# [SET TASK]
Quote the whole listing word for word. Do not include the pictures.

# [TASK DATA]
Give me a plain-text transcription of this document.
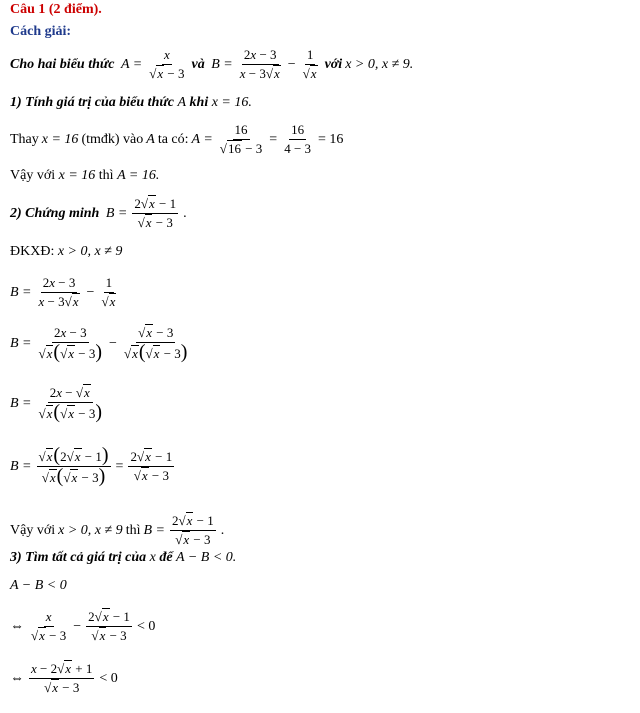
Câu 1 (2 điểm).
Cách giải:
Cho hai biểu thức $A = \frac{x}{√x - 3}$ và $B = \frac{2x - 3}{x - 3√x} - \frac{1}{√x}$ với x > 0, x ≠ 9.
1) Tính giá trị của biểu thức A khi x = 16.
Thay x = 16 (tmđk) vào A ta có: $A = \frac{16}{√16 - 3} = \frac{16}{4 - 3} = 16$
Vậy với x = 16 thì A = 16.
2) Chứng minh $B = \frac{2√x - 1}{√x - 3}$ .
ĐKXĐ: x > 0, x ≠ 9
$B = \frac{2x - 3}{x - 3√x} - \frac{1}{√x}$
$B = \frac{2x - 3}{√x(√x - 3)} - \frac{√x - 3}{√x(√x - 3)}$
$B = \frac{2x - √x}{√x(√x - 3)}$
$B = \frac{√x(2√x - 1)}{√x(√x - 3)} = \frac{2√x - 1}{√x - 3}$
Vậy với x > 0, x ≠ 9 thì $B = \frac{2√x - 1}{√x - 3}$ .
3) Tìm tất cả giá trị của x để A − B < 0.
A − B < 0
⇔ $\frac{x}{√x - 3} - \frac{2√x - 1}{√x - 3} < 0$
⇔ $\frac{x - 2√x + 1}{√x - 3} < 0$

# [EXERCISE RESPONSE]
Give me a plain-text transcription of this document.
Câu 1 (2 điểm).
Cách giải:
Cho hai biểu thức $A = \frac{x}{√x - 3}$ và $B = \frac{2x - 3}{x - 3√x} - \frac{1}{√x}$ với x > 0, x ≠ 9.
1) Tính giá trị của biểu thức A khi x = 16.
Thay x = 16 (tmđk) vào A ta có: $A = \frac{16}{√16 - 3} = \frac{16}{4 - 3} = 16$
Vậy với x = 16 thì A = 16.
2) Chứng minh $B = \frac{2√x - 1}{√x - 3}$ .
ĐKXĐ: x > 0, x ≠ 9
$B = \frac{2x - 3}{x - 3√x} - \frac{1}{√x}$
$B = \frac{2x - 3}{√x(√x - 3)} - \frac{√x - 3}{√x(√x - 3)}$
$B = \frac{2x - √x}{√x(√x - 3)}$
$B = \frac{√x(2√x - 1)}{√x(√x - 3)} = \frac{2√x - 1}{√x - 3}$
Vậy với x > 0, x ≠ 9 thì $B = \frac{2√x - 1}{√x - 3}$ .
3) Tìm tất cả giá trị của x để A − B < 0.
A − B < 0
⇔ $\frac{x}{√x - 3} - \frac{2√x - 1}{√x - 3} < 0$
⇔ $\frac{x - 2√x + 1}{√x - 3} < 0$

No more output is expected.